→ **The exercise**
Repeat each line exactly, leaving nothing out.
-- Exercise material start --
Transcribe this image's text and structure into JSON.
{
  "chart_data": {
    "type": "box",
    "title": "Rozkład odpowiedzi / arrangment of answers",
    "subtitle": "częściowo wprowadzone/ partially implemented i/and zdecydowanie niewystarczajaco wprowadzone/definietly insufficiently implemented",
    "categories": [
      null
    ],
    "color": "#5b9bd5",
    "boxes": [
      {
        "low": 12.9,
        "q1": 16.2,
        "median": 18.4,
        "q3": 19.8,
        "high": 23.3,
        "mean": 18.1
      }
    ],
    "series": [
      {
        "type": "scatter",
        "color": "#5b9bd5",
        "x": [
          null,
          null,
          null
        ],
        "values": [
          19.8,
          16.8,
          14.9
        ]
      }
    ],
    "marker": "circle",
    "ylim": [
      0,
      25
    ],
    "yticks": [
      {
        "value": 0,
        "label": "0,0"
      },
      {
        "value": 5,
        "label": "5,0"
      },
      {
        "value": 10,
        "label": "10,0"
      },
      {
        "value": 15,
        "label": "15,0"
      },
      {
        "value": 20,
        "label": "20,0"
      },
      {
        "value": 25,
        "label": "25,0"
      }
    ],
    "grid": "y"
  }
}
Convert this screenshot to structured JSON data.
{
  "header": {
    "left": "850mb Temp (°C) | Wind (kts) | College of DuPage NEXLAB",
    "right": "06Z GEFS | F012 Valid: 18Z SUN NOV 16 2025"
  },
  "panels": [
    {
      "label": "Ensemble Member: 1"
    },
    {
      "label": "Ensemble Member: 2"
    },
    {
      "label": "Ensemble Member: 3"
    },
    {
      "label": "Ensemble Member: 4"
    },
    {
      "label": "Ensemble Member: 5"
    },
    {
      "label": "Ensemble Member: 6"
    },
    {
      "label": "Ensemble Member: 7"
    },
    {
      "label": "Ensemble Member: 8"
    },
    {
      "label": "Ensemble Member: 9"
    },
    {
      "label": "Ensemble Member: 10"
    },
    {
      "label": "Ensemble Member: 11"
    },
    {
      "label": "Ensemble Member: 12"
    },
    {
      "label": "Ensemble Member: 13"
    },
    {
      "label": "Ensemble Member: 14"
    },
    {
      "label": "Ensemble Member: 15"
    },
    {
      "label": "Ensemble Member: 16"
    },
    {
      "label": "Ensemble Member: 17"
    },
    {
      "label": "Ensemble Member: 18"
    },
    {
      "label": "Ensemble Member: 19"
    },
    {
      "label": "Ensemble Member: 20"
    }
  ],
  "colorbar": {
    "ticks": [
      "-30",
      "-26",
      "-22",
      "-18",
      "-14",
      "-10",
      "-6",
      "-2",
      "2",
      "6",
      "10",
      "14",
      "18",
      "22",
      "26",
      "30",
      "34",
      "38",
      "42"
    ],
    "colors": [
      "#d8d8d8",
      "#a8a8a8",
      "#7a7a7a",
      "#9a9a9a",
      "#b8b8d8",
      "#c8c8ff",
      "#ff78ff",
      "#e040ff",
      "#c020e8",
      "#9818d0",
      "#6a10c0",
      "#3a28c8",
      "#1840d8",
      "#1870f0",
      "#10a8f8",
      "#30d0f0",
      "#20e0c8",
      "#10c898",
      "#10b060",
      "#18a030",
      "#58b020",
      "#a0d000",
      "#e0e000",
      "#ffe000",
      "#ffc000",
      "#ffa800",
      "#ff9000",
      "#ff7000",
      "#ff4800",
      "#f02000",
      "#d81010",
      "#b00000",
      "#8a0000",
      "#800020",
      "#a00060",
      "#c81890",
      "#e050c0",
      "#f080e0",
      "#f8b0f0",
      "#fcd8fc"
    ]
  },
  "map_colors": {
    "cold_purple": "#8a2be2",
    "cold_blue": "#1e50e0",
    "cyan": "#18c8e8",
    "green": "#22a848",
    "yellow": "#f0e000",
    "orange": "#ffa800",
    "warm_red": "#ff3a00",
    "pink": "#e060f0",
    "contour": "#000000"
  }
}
-- Exercise material end --
→ **Exercise output**
Transcribe this image's text and structure into JSON.
{
  "chart_data": {
    "type": "box",
    "title": "Rozkład odpowiedzi / arrangment of answers",
    "subtitle": "częściowo wprowadzone/ partially implemented i/and zdecydowanie niewystarczajaco wprowadzone/definietly insufficiently implemented",
    "categories": [
      null
    ],
    "color": "#5b9bd5",
    "boxes": [
      {
        "low": 12.9,
        "q1": 16.2,
        "median": 18.4,
        "q3": 19.8,
        "high": 23.3,
        "mean": 18.1
      }
    ],
    "series": [
      {
        "type": "scatter",
        "color": "#5b9bd5",
        "x": [
          null,
          null,
          null
        ],
        "values": [
          19.8,
          16.8,
          14.9
        ]
      }
    ],
    "marker": "circle",
    "ylim": [
      0,
      25
    ],
    "yticks": [
      {
        "value": 0,
        "label": "0,0"
      },
      {
        "value": 5,
        "label": "5,0"
      },
      {
        "value": 10,
        "label": "10,0"
      },
      {
        "value": 15,
        "label": "15,0"
      },
      {
        "value": 20,
        "label": "20,0"
      },
      {
        "value": 25,
        "label": "25,0"
      }
    ],
    "grid": "y"
  }
}
Convert this screenshot to structured JSON data.
{
  "header": {
    "left": "850mb Temp (°C) | Wind (kts) | College of DuPage NEXLAB",
    "right": "06Z GEFS | F012 Valid: 18Z SUN NOV 16 2025"
  },
  "panels": [
    {
      "label": "Ensemble Member: 1"
    },
    {
      "label": "Ensemble Member: 2"
    },
    {
      "label": "Ensemble Member: 3"
    },
    {
      "label": "Ensemble Member: 4"
    },
    {
      "label": "Ensemble Member: 5"
    },
    {
      "label": "Ensemble Member: 6"
    },
    {
      "label": "Ensemble Member: 7"
    },
    {
      "label": "Ensemble Member: 8"
    },
    {
      "label": "Ensemble Member: 9"
    },
    {
      "label": "Ensemble Member: 10"
    },
    {
      "label": "Ensemble Member: 11"
    },
    {
      "label": "Ensemble Member: 12"
    },
    {
      "label": "Ensemble Member: 13"
    },
    {
      "label": "Ensemble Member: 14"
    },
    {
      "label": "Ensemble Member: 15"
    },
    {
      "label": "Ensemble Member: 16"
    },
    {
      "label": "Ensemble Member: 17"
    },
    {
      "label": "Ensemble Member: 18"
    },
    {
      "label": "Ensemble Member: 19"
    },
    {
      "label": "Ensemble Member: 20"
    }
  ],
  "colorbar": {
    "ticks": [
      "-30",
      "-26",
      "-22",
      "-18",
      "-14",
      "-10",
      "-6",
      "-2",
      "2",
      "6",
      "10",
      "14",
      "18",
      "22",
      "26",
      "30",
      "34",
      "38",
      "42"
    ],
    "colors": [
      "#d8d8d8",
      "#a8a8a8",
      "#7a7a7a",
      "#9a9a9a",
      "#b8b8d8",
      "#c8c8ff",
      "#ff78ff",
      "#e040ff",
      "#c020e8",
      "#9818d0",
      "#6a10c0",
      "#3a28c8",
      "#1840d8",
      "#1870f0",
      "#10a8f8",
      "#30d0f0",
      "#20e0c8",
      "#10c898",
      "#10b060",
      "#18a030",
      "#58b020",
      "#a0d000",
      "#e0e000",
      "#ffe000",
      "#ffc000",
      "#ffa800",
      "#ff9000",
      "#ff7000",
      "#ff4800",
      "#f02000",
      "#d81010",
      "#b00000",
      "#8a0000",
      "#800020",
      "#a00060",
      "#c81890",
      "#e050c0",
      "#f080e0",
      "#f8b0f0",
      "#fcd8fc"
    ]
  },
  "map_colors": {
    "cold_purple": "#8a2be2",
    "cold_blue": "#1e50e0",
    "cyan": "#18c8e8",
    "green": "#22a848",
    "yellow": "#f0e000",
    "orange": "#ffa800",
    "warm_red": "#ff3a00",
    "pink": "#e060f0",
    "contour": "#000000"
  }
}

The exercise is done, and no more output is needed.